- **TASK TO COMPLETE**:
Locate all lines with the word "назначению" and copy them out.

- **TASK INPUTS**:
┄┄┄┄┄┄

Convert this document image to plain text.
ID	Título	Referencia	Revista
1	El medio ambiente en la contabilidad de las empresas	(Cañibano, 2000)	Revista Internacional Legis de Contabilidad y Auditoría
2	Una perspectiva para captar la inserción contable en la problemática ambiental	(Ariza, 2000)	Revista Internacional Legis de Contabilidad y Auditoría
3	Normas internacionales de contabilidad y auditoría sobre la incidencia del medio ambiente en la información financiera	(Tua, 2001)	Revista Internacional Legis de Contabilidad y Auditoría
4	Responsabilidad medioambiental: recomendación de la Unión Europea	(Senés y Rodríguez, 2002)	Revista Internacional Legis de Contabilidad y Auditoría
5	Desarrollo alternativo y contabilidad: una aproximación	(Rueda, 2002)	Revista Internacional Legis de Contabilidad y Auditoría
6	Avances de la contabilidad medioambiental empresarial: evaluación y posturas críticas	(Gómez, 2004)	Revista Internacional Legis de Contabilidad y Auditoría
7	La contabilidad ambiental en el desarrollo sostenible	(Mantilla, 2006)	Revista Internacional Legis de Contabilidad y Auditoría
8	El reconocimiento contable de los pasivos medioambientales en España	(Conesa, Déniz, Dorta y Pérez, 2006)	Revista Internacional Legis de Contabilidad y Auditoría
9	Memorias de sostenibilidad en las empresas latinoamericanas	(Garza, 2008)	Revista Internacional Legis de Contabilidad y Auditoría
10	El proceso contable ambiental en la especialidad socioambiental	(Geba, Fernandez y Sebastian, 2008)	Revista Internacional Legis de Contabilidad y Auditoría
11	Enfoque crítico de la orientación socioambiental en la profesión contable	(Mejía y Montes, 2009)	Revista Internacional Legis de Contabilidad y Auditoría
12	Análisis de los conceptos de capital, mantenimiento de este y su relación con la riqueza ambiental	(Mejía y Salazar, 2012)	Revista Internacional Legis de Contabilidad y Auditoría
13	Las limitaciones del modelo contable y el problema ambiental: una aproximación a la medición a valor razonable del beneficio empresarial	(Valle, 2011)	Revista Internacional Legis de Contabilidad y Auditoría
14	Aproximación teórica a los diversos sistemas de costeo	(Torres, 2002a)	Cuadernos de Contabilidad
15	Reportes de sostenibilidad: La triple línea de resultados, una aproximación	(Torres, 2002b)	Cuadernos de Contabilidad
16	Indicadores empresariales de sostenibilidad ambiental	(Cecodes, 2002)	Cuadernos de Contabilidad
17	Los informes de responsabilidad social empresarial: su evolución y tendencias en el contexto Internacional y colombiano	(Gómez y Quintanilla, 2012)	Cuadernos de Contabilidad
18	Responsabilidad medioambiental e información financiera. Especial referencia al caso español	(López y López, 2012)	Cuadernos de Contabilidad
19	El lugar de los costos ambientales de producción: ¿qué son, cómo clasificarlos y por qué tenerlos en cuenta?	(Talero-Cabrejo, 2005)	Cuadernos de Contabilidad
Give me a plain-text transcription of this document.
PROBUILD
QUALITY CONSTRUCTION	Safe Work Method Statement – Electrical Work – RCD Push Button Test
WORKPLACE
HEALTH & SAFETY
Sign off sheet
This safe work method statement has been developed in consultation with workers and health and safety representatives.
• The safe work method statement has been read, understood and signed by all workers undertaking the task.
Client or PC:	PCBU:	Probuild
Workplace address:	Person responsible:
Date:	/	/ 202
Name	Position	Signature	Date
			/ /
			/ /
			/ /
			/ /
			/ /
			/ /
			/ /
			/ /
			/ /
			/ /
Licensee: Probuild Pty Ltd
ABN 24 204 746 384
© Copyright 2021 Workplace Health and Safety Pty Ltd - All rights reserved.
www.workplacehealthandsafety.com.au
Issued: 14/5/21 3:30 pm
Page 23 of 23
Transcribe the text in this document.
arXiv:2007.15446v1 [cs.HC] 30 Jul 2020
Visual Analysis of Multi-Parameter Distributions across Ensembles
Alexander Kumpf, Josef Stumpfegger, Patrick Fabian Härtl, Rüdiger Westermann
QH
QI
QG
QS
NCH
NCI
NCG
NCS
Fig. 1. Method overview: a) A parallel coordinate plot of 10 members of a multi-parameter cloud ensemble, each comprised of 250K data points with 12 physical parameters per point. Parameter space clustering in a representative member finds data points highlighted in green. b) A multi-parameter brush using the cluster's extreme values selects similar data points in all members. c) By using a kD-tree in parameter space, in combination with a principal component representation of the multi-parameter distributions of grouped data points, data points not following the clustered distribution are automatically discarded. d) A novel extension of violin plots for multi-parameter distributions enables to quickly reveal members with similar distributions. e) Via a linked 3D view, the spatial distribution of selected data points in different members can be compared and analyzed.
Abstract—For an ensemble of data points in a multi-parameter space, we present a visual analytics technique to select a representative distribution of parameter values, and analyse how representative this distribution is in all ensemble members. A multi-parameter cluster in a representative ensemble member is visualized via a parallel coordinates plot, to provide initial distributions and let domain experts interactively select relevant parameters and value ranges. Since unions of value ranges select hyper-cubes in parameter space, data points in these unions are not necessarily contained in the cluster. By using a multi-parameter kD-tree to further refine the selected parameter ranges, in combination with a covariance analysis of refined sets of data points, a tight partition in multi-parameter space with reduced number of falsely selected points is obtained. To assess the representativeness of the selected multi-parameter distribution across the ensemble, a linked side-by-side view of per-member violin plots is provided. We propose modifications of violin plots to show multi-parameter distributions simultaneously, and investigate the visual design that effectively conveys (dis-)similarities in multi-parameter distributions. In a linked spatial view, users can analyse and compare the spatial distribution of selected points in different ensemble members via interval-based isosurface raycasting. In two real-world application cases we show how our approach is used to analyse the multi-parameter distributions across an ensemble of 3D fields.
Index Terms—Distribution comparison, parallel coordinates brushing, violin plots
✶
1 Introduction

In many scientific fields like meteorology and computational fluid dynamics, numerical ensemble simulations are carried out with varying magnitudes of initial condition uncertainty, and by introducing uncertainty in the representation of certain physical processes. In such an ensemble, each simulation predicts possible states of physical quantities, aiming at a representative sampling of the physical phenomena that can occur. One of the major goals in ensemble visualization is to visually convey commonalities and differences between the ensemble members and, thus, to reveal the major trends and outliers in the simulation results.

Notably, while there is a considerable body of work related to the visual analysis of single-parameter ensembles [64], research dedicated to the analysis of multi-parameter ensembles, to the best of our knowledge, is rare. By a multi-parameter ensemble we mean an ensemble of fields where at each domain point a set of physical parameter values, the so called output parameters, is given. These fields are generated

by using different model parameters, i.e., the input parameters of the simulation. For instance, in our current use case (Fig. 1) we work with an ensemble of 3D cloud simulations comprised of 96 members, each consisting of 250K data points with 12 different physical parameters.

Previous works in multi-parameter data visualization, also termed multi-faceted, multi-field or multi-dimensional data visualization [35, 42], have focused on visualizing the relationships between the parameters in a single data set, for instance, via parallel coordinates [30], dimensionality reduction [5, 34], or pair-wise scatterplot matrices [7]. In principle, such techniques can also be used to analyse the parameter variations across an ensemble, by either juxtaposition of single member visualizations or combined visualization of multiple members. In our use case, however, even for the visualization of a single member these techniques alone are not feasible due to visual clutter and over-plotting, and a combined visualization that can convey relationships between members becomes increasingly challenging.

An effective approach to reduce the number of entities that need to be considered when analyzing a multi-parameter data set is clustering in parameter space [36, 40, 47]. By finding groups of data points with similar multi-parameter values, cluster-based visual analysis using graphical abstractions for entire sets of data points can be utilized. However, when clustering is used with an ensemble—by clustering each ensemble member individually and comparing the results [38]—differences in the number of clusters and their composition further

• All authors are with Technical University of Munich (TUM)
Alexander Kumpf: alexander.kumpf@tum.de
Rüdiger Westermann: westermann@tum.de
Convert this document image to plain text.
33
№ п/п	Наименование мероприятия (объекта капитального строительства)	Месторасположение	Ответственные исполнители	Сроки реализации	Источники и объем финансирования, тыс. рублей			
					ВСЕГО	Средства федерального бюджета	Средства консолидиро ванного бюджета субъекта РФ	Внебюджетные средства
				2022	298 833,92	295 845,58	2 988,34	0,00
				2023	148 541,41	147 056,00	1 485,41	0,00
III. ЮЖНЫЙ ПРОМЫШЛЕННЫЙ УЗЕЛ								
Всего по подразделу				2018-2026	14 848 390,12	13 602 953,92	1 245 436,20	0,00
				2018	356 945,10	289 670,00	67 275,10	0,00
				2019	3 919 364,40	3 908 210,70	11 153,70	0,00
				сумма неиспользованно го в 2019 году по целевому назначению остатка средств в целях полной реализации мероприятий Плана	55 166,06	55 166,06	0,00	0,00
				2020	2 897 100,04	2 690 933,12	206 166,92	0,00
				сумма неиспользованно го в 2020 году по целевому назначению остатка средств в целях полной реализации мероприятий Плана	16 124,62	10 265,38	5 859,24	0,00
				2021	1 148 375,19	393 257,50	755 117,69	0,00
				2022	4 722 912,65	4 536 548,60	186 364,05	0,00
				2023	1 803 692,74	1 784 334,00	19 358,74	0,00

┄┄┄┄┄┄

- **FULL RESPONSE**:
				сумма неиспользованно го в 2019 году по целевому назначению остатка средств в целях полной реализации мероприятий Плана	55 166,06	55 166,06	0,00	0,00
				сумма неиспользованно го в 2020 году по целевому назначению остатка средств в целях полной реализации мероприятий Плана	16 124,62	10 265,38	5 859,24	0,00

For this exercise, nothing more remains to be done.